Gather up all lines that carry the word "questions".

== Provided data ==

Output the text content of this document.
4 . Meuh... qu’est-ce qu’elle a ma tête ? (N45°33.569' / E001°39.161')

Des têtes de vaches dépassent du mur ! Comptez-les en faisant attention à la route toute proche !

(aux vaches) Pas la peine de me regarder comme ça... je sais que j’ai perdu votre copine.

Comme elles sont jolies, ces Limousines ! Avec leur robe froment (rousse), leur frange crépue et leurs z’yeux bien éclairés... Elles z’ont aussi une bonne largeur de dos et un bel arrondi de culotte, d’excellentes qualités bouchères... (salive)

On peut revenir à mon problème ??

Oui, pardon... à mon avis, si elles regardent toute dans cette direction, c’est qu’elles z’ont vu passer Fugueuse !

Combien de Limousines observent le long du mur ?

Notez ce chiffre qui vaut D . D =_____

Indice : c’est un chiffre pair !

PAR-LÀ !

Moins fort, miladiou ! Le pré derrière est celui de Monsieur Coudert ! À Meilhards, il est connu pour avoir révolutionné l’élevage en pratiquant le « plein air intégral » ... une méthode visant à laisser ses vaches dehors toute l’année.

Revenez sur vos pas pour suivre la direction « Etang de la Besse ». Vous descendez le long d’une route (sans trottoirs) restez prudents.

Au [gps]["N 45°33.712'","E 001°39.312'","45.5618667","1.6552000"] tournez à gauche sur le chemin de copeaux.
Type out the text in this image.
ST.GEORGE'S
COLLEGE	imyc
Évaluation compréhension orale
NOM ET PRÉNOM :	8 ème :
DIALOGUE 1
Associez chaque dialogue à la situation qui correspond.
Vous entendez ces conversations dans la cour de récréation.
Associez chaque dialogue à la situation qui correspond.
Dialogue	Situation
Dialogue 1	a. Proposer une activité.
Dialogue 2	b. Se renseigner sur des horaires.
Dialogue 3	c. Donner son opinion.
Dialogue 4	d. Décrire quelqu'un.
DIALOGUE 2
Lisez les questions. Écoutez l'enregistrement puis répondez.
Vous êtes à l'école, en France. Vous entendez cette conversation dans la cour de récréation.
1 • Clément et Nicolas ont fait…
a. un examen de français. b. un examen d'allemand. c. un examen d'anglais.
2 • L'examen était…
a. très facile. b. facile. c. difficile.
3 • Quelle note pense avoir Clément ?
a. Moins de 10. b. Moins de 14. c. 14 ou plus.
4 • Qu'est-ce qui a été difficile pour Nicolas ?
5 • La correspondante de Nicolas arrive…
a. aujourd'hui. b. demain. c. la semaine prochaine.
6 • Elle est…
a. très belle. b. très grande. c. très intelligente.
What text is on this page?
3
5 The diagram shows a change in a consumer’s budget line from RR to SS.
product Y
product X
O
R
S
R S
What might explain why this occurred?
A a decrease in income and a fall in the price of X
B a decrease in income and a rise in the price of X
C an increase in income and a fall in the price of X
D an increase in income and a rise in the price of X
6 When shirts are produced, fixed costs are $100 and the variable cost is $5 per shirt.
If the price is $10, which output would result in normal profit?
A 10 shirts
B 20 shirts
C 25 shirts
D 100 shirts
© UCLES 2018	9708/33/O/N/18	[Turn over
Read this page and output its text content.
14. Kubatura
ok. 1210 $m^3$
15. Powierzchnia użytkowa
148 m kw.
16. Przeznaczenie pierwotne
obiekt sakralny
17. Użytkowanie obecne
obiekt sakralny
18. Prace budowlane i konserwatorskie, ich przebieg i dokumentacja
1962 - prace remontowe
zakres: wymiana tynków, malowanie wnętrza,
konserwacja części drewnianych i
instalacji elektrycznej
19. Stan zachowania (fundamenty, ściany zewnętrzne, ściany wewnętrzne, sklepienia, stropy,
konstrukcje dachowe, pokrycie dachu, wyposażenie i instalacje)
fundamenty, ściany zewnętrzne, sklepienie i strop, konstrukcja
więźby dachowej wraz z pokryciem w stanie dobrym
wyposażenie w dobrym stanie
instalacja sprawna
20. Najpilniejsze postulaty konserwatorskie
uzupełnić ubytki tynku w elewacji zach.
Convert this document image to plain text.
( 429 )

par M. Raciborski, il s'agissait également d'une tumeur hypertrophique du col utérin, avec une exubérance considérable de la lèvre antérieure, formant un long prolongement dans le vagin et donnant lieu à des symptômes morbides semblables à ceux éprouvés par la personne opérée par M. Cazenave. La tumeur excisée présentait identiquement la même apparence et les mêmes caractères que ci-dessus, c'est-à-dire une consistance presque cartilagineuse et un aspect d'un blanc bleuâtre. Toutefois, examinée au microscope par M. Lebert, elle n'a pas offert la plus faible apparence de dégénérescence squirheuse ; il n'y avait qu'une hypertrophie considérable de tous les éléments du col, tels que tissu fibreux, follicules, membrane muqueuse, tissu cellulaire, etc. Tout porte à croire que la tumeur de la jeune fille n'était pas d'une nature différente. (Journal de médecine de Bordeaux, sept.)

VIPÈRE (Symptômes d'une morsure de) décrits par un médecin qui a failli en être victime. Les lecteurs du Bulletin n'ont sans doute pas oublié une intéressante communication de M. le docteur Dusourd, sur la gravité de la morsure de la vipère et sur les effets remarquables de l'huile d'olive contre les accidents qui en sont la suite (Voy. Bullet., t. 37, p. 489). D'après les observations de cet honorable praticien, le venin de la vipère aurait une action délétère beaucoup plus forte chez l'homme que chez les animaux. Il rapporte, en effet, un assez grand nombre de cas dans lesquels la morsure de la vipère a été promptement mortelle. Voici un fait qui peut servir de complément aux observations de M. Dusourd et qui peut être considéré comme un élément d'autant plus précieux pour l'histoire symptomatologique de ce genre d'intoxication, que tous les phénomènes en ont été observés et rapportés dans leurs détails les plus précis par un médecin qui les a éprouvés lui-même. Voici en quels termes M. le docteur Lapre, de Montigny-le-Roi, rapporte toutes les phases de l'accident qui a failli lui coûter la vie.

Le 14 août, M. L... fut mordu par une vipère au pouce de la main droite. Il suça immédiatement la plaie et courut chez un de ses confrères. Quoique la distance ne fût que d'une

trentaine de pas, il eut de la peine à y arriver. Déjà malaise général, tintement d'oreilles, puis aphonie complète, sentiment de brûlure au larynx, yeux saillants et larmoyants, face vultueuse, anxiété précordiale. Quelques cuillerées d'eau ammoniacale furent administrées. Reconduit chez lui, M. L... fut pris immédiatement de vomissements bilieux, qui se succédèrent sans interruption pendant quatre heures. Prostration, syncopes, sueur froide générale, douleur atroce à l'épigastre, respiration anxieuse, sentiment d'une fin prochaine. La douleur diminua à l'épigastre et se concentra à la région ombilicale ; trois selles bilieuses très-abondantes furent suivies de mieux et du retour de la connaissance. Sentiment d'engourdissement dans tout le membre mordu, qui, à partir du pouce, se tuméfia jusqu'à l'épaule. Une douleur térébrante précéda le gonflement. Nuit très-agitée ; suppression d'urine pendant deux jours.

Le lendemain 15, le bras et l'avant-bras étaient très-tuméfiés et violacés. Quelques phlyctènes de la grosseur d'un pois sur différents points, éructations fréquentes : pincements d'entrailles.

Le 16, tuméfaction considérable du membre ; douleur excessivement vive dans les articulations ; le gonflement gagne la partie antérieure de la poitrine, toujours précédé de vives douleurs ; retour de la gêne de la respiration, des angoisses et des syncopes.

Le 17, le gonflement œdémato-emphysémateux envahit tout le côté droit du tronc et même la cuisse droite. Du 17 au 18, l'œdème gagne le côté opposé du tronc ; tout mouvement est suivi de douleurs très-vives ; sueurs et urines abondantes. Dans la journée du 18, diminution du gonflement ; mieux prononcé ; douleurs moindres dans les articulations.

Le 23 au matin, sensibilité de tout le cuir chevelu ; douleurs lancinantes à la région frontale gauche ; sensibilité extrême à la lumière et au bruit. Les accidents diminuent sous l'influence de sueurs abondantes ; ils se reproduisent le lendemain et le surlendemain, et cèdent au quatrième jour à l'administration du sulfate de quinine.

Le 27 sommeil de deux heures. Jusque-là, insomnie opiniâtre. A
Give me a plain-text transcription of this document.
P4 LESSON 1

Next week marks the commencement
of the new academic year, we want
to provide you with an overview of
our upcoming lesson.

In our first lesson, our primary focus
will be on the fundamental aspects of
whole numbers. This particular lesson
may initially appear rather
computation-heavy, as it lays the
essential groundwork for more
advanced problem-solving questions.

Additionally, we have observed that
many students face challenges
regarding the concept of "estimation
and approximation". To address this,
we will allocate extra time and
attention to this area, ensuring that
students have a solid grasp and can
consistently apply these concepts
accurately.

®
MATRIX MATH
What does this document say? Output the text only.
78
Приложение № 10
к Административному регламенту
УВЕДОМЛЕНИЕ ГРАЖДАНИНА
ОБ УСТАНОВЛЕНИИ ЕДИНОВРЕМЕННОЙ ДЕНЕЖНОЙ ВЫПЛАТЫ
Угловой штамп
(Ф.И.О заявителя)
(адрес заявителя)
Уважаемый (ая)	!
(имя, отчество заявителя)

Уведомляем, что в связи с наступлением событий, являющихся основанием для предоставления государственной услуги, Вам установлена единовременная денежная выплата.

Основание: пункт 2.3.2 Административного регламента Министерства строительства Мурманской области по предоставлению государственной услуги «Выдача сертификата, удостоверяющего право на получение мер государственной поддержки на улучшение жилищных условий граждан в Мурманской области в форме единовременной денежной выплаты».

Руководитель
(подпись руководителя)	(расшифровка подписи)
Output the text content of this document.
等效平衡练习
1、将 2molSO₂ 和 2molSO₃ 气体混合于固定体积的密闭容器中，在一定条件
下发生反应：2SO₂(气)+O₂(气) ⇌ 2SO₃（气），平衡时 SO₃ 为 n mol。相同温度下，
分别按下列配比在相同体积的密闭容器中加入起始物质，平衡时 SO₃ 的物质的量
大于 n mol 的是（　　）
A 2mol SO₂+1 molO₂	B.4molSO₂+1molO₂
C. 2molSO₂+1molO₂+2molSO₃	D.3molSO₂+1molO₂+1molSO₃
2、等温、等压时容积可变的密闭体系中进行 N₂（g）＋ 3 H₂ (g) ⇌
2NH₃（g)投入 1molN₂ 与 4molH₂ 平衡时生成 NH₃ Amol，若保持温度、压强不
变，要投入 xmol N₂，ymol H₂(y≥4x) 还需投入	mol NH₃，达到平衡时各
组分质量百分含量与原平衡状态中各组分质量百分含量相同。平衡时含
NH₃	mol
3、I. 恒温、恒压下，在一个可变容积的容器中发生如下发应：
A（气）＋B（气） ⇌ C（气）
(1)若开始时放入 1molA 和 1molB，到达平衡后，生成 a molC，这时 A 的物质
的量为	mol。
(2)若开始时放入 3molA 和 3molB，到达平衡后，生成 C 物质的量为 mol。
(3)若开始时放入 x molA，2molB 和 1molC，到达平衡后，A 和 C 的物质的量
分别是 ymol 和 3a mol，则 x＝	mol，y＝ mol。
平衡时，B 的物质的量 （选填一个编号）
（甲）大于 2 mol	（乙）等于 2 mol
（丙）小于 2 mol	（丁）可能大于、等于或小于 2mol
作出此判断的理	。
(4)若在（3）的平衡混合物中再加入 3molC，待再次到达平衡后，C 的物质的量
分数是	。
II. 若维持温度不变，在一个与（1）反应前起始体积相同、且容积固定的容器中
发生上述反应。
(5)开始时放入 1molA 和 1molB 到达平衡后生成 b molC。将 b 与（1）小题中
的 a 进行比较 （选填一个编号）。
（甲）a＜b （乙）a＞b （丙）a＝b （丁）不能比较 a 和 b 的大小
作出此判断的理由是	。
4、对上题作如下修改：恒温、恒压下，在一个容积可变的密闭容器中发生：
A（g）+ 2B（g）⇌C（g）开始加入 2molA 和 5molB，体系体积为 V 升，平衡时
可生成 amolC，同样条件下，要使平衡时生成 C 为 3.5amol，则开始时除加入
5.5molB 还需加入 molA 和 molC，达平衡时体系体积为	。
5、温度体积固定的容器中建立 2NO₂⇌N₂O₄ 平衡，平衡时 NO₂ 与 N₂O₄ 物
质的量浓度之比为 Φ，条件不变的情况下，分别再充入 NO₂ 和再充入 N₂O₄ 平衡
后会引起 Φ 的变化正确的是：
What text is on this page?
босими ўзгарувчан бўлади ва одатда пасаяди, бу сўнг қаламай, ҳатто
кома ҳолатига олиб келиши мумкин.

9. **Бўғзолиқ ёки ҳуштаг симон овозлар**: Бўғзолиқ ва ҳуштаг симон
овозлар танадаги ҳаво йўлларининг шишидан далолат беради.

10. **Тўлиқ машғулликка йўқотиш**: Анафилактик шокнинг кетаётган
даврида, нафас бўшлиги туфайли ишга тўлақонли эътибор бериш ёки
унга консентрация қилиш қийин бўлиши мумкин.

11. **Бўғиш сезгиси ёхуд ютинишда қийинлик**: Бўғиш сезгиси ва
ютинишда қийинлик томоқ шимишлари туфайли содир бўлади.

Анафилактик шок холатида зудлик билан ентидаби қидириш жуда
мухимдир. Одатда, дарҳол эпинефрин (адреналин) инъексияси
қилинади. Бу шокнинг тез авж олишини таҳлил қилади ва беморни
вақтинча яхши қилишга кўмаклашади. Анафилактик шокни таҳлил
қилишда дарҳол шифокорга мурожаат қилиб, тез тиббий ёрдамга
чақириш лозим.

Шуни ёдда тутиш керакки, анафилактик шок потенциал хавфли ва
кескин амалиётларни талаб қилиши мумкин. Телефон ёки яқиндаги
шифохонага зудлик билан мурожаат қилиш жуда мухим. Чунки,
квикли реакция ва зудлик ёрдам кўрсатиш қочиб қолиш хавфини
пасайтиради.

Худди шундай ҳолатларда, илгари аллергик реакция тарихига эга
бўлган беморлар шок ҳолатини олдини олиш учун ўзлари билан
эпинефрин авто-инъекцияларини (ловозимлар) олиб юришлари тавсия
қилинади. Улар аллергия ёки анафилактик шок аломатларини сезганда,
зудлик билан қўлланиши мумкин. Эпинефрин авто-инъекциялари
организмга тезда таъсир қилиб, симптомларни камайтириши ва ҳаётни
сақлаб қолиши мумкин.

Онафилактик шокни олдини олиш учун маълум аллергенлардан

===

Solution:
Lisez les questions. Écoutez l'enregistrement puis répondez.
advanced problem-solving questions.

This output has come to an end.